Task directions: Will you print the material below without altering a single character?

Data entries:
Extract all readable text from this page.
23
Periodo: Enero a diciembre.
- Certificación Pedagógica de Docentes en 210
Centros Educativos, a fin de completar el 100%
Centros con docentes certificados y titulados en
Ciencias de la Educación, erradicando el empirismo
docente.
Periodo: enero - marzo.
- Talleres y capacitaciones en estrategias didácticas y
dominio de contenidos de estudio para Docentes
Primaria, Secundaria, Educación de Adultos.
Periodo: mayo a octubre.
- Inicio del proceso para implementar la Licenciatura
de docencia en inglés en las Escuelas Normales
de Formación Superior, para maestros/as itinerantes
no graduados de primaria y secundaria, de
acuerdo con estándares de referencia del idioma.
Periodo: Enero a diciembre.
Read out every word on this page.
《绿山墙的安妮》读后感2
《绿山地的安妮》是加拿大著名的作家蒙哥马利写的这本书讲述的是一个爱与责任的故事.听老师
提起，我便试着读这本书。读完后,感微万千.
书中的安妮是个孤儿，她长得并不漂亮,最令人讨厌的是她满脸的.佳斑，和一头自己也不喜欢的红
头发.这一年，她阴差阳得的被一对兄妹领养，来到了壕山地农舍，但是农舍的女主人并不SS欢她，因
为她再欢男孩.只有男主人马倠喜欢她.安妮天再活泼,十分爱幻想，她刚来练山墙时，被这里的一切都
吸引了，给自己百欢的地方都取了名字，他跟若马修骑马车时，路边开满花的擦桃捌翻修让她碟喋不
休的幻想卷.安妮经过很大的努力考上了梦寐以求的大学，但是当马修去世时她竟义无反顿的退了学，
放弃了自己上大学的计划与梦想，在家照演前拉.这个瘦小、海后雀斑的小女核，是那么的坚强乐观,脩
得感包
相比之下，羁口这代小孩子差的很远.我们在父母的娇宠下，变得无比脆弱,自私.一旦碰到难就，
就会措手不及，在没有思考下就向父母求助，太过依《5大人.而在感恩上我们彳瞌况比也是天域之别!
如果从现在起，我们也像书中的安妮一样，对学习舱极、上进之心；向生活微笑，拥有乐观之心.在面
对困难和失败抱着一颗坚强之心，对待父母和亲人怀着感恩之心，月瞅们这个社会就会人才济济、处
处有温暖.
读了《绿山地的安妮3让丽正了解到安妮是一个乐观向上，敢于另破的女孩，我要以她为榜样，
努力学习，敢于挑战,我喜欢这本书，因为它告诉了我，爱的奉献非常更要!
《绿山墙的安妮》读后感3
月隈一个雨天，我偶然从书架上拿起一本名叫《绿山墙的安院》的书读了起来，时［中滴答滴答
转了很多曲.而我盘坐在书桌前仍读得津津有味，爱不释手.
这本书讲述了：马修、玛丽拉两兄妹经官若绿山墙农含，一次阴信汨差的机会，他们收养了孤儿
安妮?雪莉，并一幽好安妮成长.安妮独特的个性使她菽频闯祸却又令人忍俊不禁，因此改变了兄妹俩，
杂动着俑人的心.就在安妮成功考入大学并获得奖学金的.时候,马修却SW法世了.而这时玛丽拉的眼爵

Written solution:
Extract all readable text from this page.
23
Periodo: Enero a diciembre.
- Certificación Pedagógica de Docentes en 210
Centros Educativos, a fin de completar el 100%
Centros con docentes certificados y titulados en
Ciencias de la Educación, erradicando el empirismo
docente.
Periodo: enero - marzo.
- Talleres y capacitaciones en estrategias didácticas y
dominio de contenidos de estudio para Docentes
Primaria, Secundaria, Educación de Adultos.
Periodo: mayo a octubre.
- Inicio del proceso para implementar la Licenciatura
de docencia en inglés en las Escuelas Normales
de Formación Superior, para maestros/as itinerantes
no graduados de primaria y secundaria, de
acuerdo con estándares de referencia del idioma.
Periodo: Enero a diciembre.
Read out every word on this page.
《绿山墙的安妮》读后感2
《绿山地的安妮》是加拿大著名的作家蒙哥马利写的这本书讲述的是一个爱与责任的故事.听老师
提起，我便试着读这本书。读完后,感微万千.
书中的安妮是个孤儿，她长得并不漂亮,最令人讨厌的是她满脸的.佳斑，和一头自己也不喜欢的红
头发.这一年，她阴差阳得的被一对兄妹领养，来到了壕山地农舍，但是农舍的女主人并不SS欢她，因
为她再欢男孩.只有男主人马倠喜欢她.安妮天再活泼,十分爱幻想，她刚来练山墙时，被这里的一切都
吸引了，给自己百欢的地方都取了名字，他跟若马修骑马车时，路边开满花的擦桃捌翻修让她碟喋不
休的幻想卷.安妮经过很大的努力考上了梦寐以求的大学，但是当马修去世时她竟义无反顿的退了学，
放弃了自己上大学的计划与梦想，在家照演前拉.这个瘦小、海后雀斑的小女核，是那么的坚强乐观,脩
得感包
相比之下，羁口这代小孩子差的很远.我们在父母的娇宠下，变得无比脆弱,自私.一旦碰到难就，
就会措手不及，在没有思考下就向父母求助，太过依《5大人.而在感恩上我们彳瞌况比也是天域之别!
如果从现在起，我们也像书中的安妮一样，对学习舱极、上进之心；向生活微笑，拥有乐观之心.在面
对困难和失败抱着一颗坚强之心，对待父母和亲人怀着感恩之心，月瞅们这个社会就会人才济济、处
处有温暖.
读了《绿山地的安妮3让丽正了解到安妮是一个乐观向上，敢于另破的女孩，我要以她为榜样，
努力学习，敢于挑战,我喜欢这本书，因为它告诉了我，爱的奉献非常更要!
《绿山墙的安妮》读后感3
月隈一个雨天，我偶然从书架上拿起一本名叫《绿山墙的安院》的书读了起来，时［中滴答滴答
转了很多曲.而我盘坐在书桌前仍读得津津有味，爱不释手.
这本书讲述了：马修、玛丽拉两兄妹经官若绿山墙农含，一次阴信汨差的机会，他们收养了孤儿
安妮?雪莉，并一幽好安妮成长.安妮独特的个性使她菽频闯祸却又令人忍俊不禁，因此改变了兄妹俩，
杂动着俑人的心.就在安妮成功考入大学并获得奖学金的.时候,马修却SW法世了.而这时玛丽拉的眼爵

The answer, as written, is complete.